— start of Dataset excerpts —

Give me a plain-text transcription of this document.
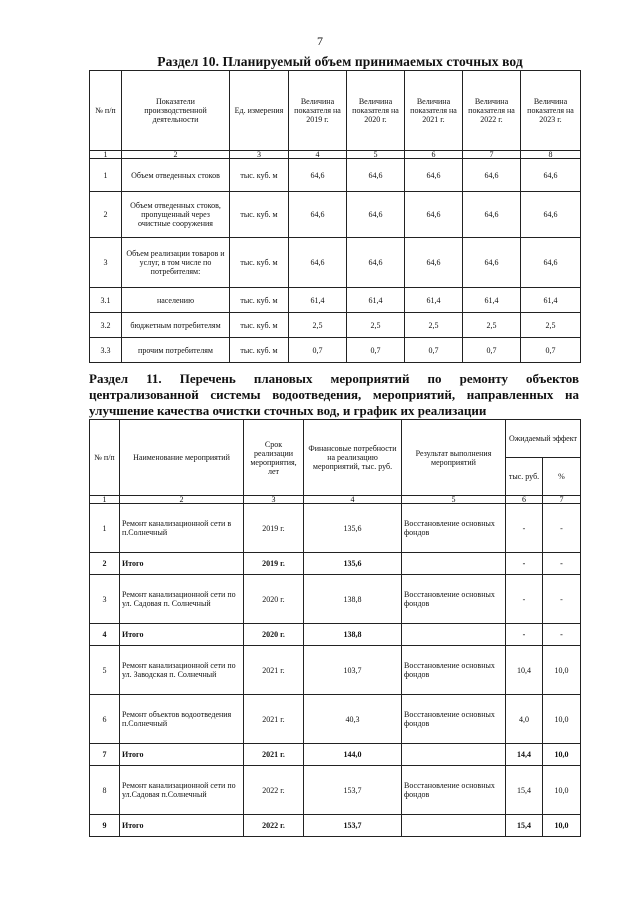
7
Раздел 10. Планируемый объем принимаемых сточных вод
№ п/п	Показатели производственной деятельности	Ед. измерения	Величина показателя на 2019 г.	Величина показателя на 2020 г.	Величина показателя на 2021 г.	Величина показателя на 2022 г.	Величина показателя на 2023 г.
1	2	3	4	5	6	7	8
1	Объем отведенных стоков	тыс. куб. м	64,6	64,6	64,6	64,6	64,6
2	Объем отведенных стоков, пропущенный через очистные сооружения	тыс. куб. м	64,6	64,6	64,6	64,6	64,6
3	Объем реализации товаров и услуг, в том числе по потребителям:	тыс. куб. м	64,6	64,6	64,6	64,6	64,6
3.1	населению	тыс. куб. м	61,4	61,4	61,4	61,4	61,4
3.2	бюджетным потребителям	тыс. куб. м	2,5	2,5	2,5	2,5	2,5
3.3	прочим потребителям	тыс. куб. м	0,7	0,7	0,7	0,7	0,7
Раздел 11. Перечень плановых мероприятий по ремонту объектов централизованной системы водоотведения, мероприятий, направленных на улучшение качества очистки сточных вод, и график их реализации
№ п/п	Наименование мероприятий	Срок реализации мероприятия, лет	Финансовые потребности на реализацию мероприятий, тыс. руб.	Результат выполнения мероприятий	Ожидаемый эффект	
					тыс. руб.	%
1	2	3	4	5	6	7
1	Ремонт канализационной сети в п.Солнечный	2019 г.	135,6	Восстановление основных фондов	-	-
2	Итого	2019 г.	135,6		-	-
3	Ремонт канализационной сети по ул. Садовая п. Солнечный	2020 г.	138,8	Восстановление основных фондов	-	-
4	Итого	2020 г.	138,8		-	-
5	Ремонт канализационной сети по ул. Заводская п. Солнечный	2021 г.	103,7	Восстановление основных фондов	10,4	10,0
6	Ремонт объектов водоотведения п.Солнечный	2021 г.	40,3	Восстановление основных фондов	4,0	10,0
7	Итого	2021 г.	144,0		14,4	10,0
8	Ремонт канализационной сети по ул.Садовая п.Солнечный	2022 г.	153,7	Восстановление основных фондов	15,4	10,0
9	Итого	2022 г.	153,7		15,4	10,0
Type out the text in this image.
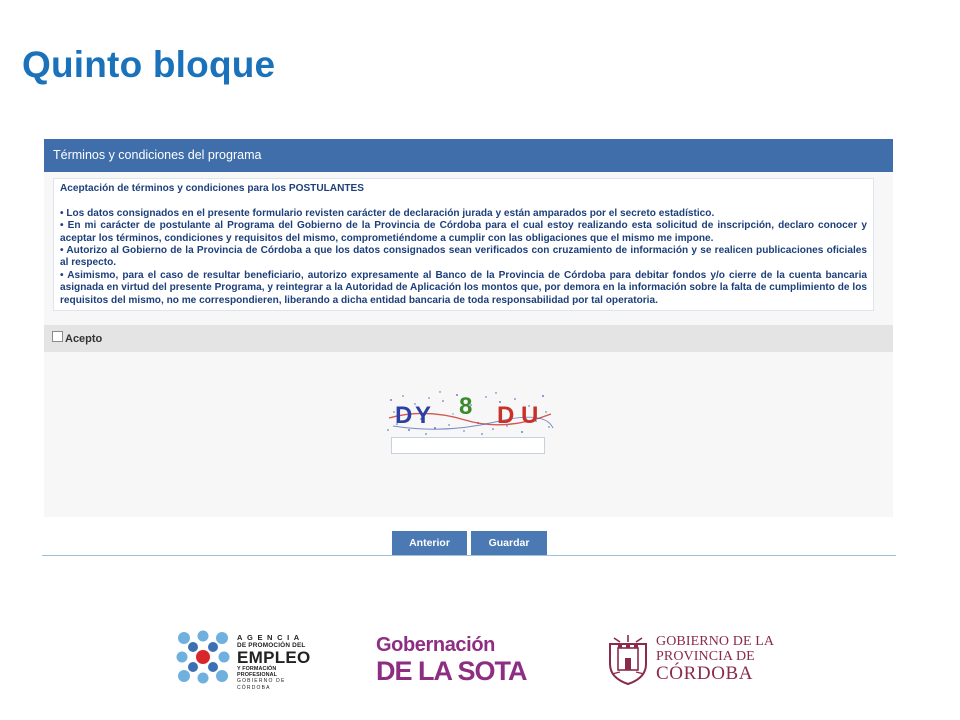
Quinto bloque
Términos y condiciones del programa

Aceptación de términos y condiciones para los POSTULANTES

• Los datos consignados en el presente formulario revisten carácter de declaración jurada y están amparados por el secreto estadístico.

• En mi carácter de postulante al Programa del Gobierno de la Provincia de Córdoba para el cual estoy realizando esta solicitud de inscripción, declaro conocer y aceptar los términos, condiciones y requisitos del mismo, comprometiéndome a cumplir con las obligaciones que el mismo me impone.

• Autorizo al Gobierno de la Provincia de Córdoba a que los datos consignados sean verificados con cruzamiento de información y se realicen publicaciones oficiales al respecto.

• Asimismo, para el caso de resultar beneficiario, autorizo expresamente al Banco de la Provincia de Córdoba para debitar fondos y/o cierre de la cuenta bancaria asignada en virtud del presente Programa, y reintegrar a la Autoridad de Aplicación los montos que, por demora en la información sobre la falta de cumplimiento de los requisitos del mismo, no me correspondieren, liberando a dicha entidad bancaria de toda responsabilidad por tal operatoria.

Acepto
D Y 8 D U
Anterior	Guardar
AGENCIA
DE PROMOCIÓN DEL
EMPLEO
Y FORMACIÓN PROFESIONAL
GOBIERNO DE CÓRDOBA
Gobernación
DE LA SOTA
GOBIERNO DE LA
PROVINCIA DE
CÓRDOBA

— end of Dataset excerpts —

# Task prompt
From the data above, show each line that contains "стоков".

# Worked solution
1	Объем отведенных стоков	тыс. куб. м	64,6	64,6	64,6	64,6	64,6
2	Объем отведенных стоков, пропущенный через очистные сооружения	тыс. куб. м	64,6	64,6	64,6	64,6	64,6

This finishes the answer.